**TEKS TERPILIH:**
===============

Pada 3 Mei 2017, tepat 18 tahun peristiwa Simpang KKA, Krueng Geukuh, Kabupaten Aceh Utara, Propinsi Aceh. Mengenang peristiwa ini bukan sekedar mengingat sejarah bangsa yang penuh luka yang belum diobati, tetapi juga keadilan yang terus diingkari oleh Pemerintah. Selain hak korban, pengabaian ini juga berdampak pada publik yang juga punya hak untuk mengetahui kebenaran sepenuhnya yang berkaitan dengan pelanggaran-pelanggaran, baik karena pelanggaran itu sendiri maupun untuk memastikan agar peristiwa atau kejahatan-kejahatan serupa tidak berulang di masa kini dan yang akan datang.
Dalam rangka mengenang peristiwa ini para korban dan keluarganya melakukan ziarah dan doa bersama di kuburan para korban, dan dilanjutkan dengan aksi diam di lokasi peristiwa Simpang KKA sebagai bentuk protes atas sikap Pemerintah yang terus mengabaikan pemenuhan hak-hak korban.

===============

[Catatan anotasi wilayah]
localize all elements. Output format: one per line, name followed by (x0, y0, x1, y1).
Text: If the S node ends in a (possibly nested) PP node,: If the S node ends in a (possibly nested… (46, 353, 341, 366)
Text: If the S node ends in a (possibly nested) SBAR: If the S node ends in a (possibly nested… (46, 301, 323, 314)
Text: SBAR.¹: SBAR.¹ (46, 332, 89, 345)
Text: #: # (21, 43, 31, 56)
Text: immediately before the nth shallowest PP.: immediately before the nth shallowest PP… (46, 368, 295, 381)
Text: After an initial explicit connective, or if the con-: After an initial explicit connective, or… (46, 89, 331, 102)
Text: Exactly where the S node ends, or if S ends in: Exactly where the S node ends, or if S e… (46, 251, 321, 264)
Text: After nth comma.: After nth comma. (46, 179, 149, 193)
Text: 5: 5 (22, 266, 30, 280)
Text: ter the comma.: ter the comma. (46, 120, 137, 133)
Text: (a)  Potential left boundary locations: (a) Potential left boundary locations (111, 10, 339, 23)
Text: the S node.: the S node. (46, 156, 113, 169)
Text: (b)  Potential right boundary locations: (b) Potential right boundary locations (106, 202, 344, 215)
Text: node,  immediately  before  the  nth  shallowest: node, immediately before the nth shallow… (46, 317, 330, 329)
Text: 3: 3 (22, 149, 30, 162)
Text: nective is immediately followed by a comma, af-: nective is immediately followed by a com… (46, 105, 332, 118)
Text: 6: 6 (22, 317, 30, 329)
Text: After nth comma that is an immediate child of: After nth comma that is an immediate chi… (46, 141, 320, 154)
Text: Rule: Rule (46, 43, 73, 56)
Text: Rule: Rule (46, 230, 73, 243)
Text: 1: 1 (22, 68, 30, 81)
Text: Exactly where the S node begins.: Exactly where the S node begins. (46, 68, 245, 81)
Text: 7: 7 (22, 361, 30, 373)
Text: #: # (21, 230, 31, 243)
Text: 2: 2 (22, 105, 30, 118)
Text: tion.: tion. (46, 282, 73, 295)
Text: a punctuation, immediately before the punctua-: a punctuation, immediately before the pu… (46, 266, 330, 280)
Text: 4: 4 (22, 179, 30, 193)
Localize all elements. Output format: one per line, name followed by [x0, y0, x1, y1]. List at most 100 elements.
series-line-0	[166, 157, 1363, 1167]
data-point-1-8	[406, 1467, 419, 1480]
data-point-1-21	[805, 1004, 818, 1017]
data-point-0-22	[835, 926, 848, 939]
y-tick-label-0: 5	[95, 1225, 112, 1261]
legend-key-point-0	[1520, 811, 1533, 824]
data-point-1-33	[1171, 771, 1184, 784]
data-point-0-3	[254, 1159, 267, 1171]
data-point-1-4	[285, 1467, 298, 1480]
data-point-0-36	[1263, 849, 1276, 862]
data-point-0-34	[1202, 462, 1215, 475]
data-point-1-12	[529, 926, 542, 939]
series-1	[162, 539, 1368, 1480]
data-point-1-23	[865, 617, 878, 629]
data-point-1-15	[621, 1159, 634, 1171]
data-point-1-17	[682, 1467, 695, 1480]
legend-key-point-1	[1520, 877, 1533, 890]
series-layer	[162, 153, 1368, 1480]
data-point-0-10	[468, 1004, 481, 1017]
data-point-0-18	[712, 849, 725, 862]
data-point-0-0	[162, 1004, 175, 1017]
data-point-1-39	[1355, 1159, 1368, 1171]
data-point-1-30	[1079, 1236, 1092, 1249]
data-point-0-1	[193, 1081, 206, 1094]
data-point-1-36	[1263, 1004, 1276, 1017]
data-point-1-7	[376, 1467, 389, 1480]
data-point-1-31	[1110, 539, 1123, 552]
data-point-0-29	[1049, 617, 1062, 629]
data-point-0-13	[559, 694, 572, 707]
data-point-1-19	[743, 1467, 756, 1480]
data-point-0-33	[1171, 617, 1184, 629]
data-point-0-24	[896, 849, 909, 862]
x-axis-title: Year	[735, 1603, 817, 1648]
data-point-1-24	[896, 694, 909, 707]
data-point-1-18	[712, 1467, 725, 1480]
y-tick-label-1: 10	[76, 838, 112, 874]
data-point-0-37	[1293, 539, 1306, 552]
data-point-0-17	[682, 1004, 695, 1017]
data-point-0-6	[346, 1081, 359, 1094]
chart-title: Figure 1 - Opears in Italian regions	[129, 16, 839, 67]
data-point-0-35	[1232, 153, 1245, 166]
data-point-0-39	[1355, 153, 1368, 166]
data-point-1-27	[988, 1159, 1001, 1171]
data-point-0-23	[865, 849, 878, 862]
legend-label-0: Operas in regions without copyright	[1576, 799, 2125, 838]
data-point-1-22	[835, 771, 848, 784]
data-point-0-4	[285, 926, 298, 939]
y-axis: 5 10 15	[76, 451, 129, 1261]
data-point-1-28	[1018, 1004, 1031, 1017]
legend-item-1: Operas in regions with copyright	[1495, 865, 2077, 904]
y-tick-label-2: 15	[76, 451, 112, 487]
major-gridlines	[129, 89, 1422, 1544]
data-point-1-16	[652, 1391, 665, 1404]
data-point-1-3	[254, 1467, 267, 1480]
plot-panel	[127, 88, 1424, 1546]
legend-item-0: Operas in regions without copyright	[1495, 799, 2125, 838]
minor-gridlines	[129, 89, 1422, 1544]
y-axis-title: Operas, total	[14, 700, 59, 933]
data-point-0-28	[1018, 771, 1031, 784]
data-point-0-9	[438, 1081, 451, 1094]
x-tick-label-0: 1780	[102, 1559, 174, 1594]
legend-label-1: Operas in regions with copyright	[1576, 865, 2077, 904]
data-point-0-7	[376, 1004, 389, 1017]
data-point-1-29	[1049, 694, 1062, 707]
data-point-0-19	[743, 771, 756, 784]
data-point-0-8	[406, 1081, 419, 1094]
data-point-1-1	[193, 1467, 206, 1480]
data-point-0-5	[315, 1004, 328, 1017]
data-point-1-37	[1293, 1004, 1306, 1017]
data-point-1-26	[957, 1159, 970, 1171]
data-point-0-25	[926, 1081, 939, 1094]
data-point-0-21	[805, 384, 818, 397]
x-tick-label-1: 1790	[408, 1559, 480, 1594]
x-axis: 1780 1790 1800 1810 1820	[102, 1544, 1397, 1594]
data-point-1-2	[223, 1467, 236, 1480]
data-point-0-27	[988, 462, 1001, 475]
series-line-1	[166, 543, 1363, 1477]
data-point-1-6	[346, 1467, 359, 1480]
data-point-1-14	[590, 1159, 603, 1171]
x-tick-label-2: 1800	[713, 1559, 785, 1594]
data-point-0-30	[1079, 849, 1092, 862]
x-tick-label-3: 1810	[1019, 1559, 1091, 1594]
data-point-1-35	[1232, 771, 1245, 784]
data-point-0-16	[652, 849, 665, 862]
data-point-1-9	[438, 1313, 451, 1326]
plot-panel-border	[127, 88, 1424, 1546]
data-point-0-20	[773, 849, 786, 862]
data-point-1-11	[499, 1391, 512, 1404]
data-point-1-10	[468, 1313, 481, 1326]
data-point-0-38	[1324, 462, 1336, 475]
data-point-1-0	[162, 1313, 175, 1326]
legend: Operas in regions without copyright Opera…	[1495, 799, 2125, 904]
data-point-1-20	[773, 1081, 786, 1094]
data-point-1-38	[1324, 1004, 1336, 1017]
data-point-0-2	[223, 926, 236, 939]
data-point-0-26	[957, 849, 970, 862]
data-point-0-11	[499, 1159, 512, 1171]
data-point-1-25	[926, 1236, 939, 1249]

===============

**TUGAS YANG DIKERJAKAN:**
1/ Berdasarkan teks tentang peringatan peristiwa Simpang KKA, jelaskan mengapa para korban dan keluarganya melakukan aksi diam di lokasi peristiwa tersebut.
2/ Salin dengan persis bagian teks tentang peringatan peristiwa Simpang KKA, mulai dari "Pada 3 Mei 2017, tepat" dan berakhir pada "pemenuhan hak-hak korban.".

**JAWABAN BERURUTAN:**
1/ Aksi diam itu dilakukan sebagai bentuk protes atas sikap Pemerintah yang terus mengabaikan pemenuhan hak-hak korban. Aksi tersebut berlangsung setelah ziarah dan doa bersama di kuburan para korban.

2/
Pada 3 Mei 2017, tepat 18 tahun peristiwa Simpang KKA, Krueng Geukuh, Kabupaten Aceh Utara, Propinsi Aceh. Mengenang peristiwa ini bukan sekedar mengingat sejarah bangsa yang penuh luka yang belum diobati, tetapi juga keadilan yang terus diingkari oleh Pemerintah. Selain hak korban, pengabaian ini juga berdampak pada publik yang juga punya hak untuk mengetahui kebenaran sepenuhnya yang berkaitan dengan pelanggaran-pelanggaran, baik karena pelanggaran itu sendiri maupun untuk memastikan agar peristiwa atau kejahatan-kejahatan serupa tidak berulang di masa kini dan yang akan datang.
Dalam rangka mengenang peristiwa ini para korban dan keluarganya melakukan ziarah dan doa bersama di kuburan para korban, dan dilanjutkan dengan aksi diam di lokasi peristiwa Simpang KKA sebagai bentuk protes atas sikap Pemerintah yang terus mengabaikan pemenuhan hak-hak korban.